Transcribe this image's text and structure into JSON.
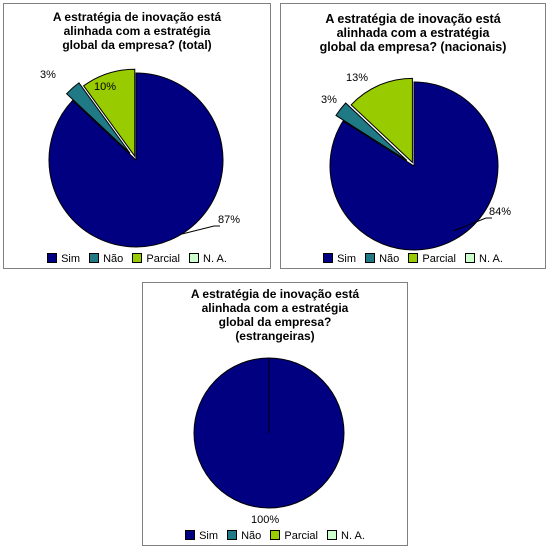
{
  "colors": {
    "Sim": "#000080",
    "Não": "#1F7A86",
    "Parcial": "#99CC00",
    "N. A.": "#CCFFCC"
  },
  "chart_data": [
    {
      "type": "pie",
      "title_lines": [
        "A estratégia de inovação está",
        "alinhada com a estratégia",
        "global da empresa? (total)"
      ],
      "categories": [
        "Sim",
        "Não",
        "Parcial",
        "N. A."
      ],
      "values": [
        87,
        3,
        10,
        0
      ],
      "labels": [
        "87%",
        "3%",
        "10%",
        ""
      ],
      "legend": [
        "Sim",
        "Não",
        "Parcial",
        "N. A."
      ],
      "legend_position": "bottom"
    },
    {
      "type": "pie",
      "title_lines": [
        "A estratégia de inovação está",
        "alinhada com a estratégia",
        "global da empresa? (nacionais)"
      ],
      "categories": [
        "Sim",
        "Não",
        "Parcial",
        "N. A."
      ],
      "values": [
        84,
        3,
        13,
        0
      ],
      "labels": [
        "84%",
        "3%",
        "13%",
        ""
      ],
      "legend": [
        "Sim",
        "Não",
        "Parcial",
        "N. A."
      ],
      "legend_position": "bottom"
    },
    {
      "type": "pie",
      "title_lines": [
        "A estratégia de inovação está",
        "alinhada com a estratégia",
        "global da empresa?",
        "(estrangeiras)"
      ],
      "categories": [
        "Sim",
        "Não",
        "Parcial",
        "N. A."
      ],
      "values": [
        100,
        0,
        0,
        0
      ],
      "labels": [
        "100%",
        "",
        "",
        ""
      ],
      "legend": [
        "Sim",
        "Não",
        "Parcial",
        "N. A."
      ],
      "legend_position": "bottom"
    }
  ]
}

YOUR TASK.
Without including any picture, repeat the data exactly.

CORRECT RESPONSE.
Transcribe this image's text and structure into JSON.
{
  "colors": {
    "Sim": "#000080",
    "Não": "#1F7A86",
    "Parcial": "#99CC00",
    "N. A.": "#CCFFCC"
  },
  "chart_data": [
    {
      "type": "pie",
      "title_lines": [
        "A estratégia de inovação está",
        "alinhada com a estratégia",
        "global da empresa? (total)"
      ],
      "categories": [
        "Sim",
        "Não",
        "Parcial",
        "N. A."
      ],
      "values": [
        87,
        3,
        10,
        0
      ],
      "labels": [
        "87%",
        "3%",
        "10%",
        ""
      ],
      "legend": [
        "Sim",
        "Não",
        "Parcial",
        "N. A."
      ],
      "legend_position": "bottom"
    },
    {
      "type": "pie",
      "title_lines": [
        "A estratégia de inovação está",
        "alinhada com a estratégia",
        "global da empresa? (nacionais)"
      ],
      "categories": [
        "Sim",
        "Não",
        "Parcial",
        "N. A."
      ],
      "values": [
        84,
        3,
        13,
        0
      ],
      "labels": [
        "84%",
        "3%",
        "13%",
        ""
      ],
      "legend": [
        "Sim",
        "Não",
        "Parcial",
        "N. A."
      ],
      "legend_position": "bottom"
    },
    {
      "type": "pie",
      "title_lines": [
        "A estratégia de inovação está",
        "alinhada com a estratégia",
        "global da empresa?",
        "(estrangeiras)"
      ],
      "categories": [
        "Sim",
        "Não",
        "Parcial",
        "N. A."
      ],
      "values": [
        100,
        0,
        0,
        0
      ],
      "labels": [
        "100%",
        "",
        "",
        ""
      ],
      "legend": [
        "Sim",
        "Não",
        "Parcial",
        "N. A."
      ],
      "legend_position": "bottom"
    }
  ]
}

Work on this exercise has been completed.